• AIM
Look below for the line with "Read this page and output its text content.", and from there restate every line word for word until the entries end.

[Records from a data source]
_ _ _ _ _ _ _
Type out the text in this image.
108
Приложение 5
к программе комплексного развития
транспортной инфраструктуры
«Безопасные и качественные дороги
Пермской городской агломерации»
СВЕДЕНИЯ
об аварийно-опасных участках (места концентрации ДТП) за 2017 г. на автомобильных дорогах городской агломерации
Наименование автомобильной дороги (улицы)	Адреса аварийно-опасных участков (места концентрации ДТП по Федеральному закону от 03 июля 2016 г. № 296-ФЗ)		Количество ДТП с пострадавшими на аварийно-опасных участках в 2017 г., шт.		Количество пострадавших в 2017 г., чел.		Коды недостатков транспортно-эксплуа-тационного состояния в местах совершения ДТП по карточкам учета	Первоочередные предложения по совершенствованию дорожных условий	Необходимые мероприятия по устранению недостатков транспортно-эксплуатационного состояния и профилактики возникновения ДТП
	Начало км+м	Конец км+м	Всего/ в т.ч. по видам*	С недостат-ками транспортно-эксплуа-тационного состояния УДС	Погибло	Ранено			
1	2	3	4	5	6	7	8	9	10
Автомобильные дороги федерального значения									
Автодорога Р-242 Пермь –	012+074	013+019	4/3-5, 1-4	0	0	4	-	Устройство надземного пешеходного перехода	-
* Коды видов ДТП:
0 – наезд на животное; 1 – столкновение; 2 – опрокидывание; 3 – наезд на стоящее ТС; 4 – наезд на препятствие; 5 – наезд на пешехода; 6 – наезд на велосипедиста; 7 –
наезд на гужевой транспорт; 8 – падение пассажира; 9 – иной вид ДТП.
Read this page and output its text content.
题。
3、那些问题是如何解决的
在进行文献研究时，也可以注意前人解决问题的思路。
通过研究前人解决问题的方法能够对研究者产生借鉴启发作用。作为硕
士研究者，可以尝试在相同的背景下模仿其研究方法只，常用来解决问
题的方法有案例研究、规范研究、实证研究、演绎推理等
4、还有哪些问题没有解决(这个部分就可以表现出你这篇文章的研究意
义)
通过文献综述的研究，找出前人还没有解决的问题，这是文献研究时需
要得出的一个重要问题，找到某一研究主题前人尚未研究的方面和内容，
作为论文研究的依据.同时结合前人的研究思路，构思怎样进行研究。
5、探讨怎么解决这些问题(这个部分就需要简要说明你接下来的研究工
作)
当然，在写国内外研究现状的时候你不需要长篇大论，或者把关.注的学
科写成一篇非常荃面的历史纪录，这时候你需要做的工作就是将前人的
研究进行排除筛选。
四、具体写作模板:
_ _ _ _ _ _ _
• RESPONSE TO THIS EXERCISE
Read this page and output its text content.
题。
3、那些问题是如何解决的
在进行文献研究时，也可以注意前人解决问题的思路。
通过研究前人解决问题的方法能够对研究者产生借鉴启发作用。作为硕
士研究者，可以尝试在相同的背景下模仿其研究方法只，常用来解决问
题的方法有案例研究、规范研究、实证研究、演绎推理等
4、还有哪些问题没有解决(这个部分就可以表现出你这篇文章的研究意
义)
通过文献综述的研究，找出前人还没有解决的问题，这是文献研究时需
要得出的一个重要问题，找到某一研究主题前人尚未研究的方面和内容，
作为论文研究的依据.同时结合前人的研究思路，构思怎样进行研究。
5、探讨怎么解决这些问题(这个部分就需要简要说明你接下来的研究工
作)
当然，在写国内外研究现状的时候你不需要长篇大论，或者把关.注的学
科写成一篇非常荃面的历史纪录，这时候你需要做的工作就是将前人的
研究进行排除筛选。
四、具体写作模板:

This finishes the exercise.